▶

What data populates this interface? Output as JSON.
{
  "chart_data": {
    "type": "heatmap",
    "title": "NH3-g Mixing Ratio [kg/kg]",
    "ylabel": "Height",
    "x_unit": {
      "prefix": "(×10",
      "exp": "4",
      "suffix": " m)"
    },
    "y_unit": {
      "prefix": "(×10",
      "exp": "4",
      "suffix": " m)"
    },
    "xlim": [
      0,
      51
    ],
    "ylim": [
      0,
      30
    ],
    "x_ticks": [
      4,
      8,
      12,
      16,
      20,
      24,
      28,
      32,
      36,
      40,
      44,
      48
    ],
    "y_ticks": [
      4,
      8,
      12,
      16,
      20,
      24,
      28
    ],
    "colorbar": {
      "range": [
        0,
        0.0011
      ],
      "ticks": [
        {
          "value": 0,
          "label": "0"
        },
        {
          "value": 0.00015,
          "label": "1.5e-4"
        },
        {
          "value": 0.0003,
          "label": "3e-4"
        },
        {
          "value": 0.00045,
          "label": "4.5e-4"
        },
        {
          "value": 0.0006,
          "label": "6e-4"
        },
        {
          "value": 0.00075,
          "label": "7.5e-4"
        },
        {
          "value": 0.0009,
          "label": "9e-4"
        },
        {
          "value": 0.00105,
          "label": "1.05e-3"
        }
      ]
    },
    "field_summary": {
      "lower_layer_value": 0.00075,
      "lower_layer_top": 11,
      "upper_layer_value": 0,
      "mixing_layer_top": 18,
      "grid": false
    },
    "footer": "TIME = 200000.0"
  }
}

◀

■ What is needed
Every line above needs to be retyped exactly.

■ The completed task
What data populates this interface? Output as JSON.
{
  "chart_data": {
    "type": "heatmap",
    "title": "NH3-g Mixing Ratio [kg/kg]",
    "ylabel": "Height",
    "x_unit": {
      "prefix": "(×10",
      "exp": "4",
      "suffix": " m)"
    },
    "y_unit": {
      "prefix": "(×10",
      "exp": "4",
      "suffix": " m)"
    },
    "xlim": [
      0,
      51
    ],
    "ylim": [
      0,
      30
    ],
    "x_ticks": [
      4,
      8,
      12,
      16,
      20,
      24,
      28,
      32,
      36,
      40,
      44,
      48
    ],
    "y_ticks": [
      4,
      8,
      12,
      16,
      20,
      24,
      28
    ],
    "colorbar": {
      "range": [
        0,
        0.0011
      ],
      "ticks": [
        {
          "value": 0,
          "label": "0"
        },
        {
          "value": 0.00015,
          "label": "1.5e-4"
        },
        {
          "value": 0.0003,
          "label": "3e-4"
        },
        {
          "value": 0.00045,
          "label": "4.5e-4"
        },
        {
          "value": 0.0006,
          "label": "6e-4"
        },
        {
          "value": 0.00075,
          "label": "7.5e-4"
        },
        {
          "value": 0.0009,
          "label": "9e-4"
        },
        {
          "value": 0.00105,
          "label": "1.05e-3"
        }
      ]
    },
    "field_summary": {
      "lower_layer_value": 0.00075,
      "lower_layer_top": 11,
      "upper_layer_value": 0,
      "mixing_layer_top": 18,
      "grid": false
    },
    "footer": "TIME = 200000.0"
  }
}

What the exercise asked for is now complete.